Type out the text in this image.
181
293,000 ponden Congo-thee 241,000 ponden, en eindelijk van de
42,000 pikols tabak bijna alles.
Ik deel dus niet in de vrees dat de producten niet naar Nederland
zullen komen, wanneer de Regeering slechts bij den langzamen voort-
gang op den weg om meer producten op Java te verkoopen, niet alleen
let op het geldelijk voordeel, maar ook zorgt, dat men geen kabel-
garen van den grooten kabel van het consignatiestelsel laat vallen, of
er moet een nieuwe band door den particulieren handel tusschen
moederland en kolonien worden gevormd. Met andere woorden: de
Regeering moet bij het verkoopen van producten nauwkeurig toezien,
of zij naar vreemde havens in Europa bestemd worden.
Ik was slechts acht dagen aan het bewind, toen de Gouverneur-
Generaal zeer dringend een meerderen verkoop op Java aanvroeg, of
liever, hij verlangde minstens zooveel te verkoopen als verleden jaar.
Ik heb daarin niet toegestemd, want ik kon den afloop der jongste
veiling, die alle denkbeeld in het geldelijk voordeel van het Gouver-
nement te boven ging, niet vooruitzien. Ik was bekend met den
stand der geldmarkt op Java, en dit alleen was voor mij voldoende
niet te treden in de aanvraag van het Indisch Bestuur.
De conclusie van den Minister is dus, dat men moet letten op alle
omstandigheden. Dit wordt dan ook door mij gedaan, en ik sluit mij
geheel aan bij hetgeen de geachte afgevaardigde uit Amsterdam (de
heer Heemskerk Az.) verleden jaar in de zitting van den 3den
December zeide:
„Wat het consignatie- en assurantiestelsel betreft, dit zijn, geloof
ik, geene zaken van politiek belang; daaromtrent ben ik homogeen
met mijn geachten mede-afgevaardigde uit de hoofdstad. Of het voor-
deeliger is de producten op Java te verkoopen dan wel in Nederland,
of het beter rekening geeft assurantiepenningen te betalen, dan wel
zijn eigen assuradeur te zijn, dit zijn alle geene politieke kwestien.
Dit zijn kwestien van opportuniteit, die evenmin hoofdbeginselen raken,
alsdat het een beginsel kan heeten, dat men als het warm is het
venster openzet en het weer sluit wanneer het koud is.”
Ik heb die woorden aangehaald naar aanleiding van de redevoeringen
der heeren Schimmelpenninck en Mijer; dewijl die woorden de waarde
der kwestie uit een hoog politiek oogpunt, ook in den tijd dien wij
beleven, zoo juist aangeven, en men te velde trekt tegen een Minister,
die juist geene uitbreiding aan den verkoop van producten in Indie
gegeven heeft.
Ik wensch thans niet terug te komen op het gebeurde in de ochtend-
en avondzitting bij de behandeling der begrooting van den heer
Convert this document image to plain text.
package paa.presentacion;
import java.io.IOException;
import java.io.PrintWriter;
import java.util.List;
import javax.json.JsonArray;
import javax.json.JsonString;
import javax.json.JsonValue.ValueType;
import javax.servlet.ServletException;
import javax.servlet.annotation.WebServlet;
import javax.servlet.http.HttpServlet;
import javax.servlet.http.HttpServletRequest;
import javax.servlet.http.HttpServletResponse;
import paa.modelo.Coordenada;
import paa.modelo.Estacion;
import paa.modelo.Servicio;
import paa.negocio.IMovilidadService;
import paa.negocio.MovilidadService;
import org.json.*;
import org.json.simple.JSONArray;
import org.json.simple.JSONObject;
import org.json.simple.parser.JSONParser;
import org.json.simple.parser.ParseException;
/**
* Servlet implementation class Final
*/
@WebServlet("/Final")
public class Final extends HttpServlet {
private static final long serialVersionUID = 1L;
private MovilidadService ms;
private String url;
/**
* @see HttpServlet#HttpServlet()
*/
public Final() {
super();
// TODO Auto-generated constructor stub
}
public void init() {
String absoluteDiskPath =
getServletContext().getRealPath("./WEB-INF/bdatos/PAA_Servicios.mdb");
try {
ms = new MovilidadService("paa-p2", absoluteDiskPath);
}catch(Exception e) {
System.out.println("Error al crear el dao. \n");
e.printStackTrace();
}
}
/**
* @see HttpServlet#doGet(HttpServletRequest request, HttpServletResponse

------------------------------------

Within the entries above, report how many lines include "negocio", and keep the answer to the number.

EXERCISE OUTPUT: 2